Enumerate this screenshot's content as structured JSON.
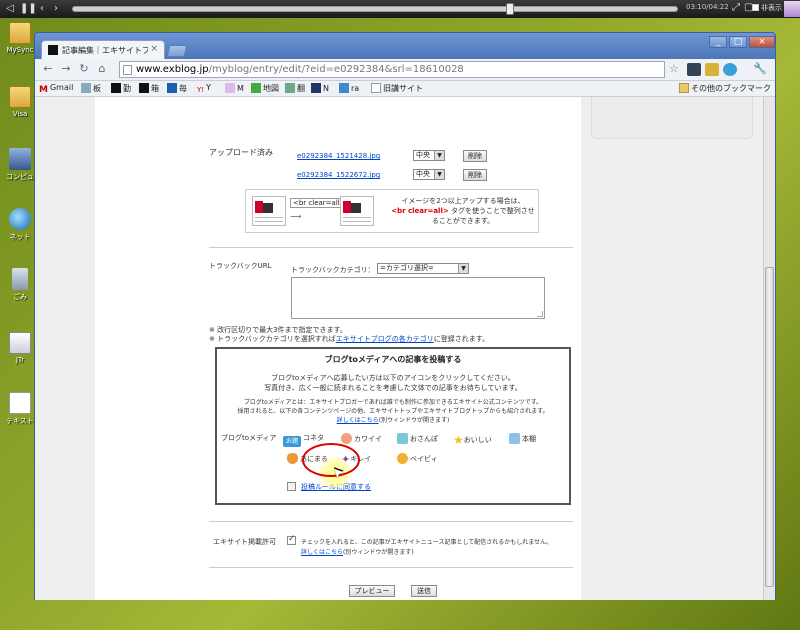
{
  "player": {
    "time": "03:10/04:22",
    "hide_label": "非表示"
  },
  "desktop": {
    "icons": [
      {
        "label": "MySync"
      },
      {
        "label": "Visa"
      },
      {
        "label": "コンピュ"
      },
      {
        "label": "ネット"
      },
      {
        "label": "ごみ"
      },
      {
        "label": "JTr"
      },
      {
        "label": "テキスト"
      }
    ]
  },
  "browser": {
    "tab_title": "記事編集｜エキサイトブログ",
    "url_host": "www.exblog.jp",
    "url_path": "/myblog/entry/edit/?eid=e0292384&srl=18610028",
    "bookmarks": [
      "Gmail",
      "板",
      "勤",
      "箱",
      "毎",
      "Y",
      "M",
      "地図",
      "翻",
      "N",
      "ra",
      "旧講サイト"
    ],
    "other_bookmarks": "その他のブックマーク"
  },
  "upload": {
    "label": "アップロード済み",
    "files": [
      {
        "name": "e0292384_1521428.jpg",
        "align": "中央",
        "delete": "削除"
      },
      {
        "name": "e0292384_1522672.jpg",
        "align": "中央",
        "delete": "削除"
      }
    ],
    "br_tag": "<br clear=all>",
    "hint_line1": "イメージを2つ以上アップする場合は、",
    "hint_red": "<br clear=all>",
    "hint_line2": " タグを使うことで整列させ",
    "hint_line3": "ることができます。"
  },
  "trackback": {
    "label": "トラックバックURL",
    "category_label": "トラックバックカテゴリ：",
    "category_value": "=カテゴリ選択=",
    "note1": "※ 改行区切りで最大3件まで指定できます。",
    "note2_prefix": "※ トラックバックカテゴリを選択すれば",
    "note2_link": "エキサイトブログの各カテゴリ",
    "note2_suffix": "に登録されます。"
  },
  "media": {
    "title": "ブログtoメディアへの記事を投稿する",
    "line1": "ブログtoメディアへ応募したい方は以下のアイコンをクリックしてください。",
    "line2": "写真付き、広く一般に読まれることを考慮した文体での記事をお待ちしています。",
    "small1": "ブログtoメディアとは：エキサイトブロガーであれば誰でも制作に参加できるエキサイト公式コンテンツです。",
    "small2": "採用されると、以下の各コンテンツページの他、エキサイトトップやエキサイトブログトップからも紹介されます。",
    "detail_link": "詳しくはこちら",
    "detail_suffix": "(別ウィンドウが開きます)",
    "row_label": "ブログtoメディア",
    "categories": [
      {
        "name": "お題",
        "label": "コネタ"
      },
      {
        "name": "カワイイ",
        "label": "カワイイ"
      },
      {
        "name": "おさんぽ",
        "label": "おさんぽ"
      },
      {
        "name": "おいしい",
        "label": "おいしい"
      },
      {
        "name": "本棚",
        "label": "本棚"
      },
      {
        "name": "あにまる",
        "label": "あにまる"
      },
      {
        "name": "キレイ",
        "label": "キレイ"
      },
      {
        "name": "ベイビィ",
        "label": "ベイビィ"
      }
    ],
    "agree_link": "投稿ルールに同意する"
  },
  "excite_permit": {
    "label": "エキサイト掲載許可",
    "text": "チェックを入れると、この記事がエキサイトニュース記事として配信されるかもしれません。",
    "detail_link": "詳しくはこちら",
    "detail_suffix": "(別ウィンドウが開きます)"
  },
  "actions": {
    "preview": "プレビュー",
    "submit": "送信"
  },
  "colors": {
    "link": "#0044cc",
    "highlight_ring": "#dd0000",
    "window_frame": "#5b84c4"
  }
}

■ ■ ■ ■ ■

■ Exercise aim ■
Filter out all lines lacking the word "clear" and copy the rest.

■ Solution ■
    "br_tag": "<br clear=all>",
    "hint_red": "<br clear=all>",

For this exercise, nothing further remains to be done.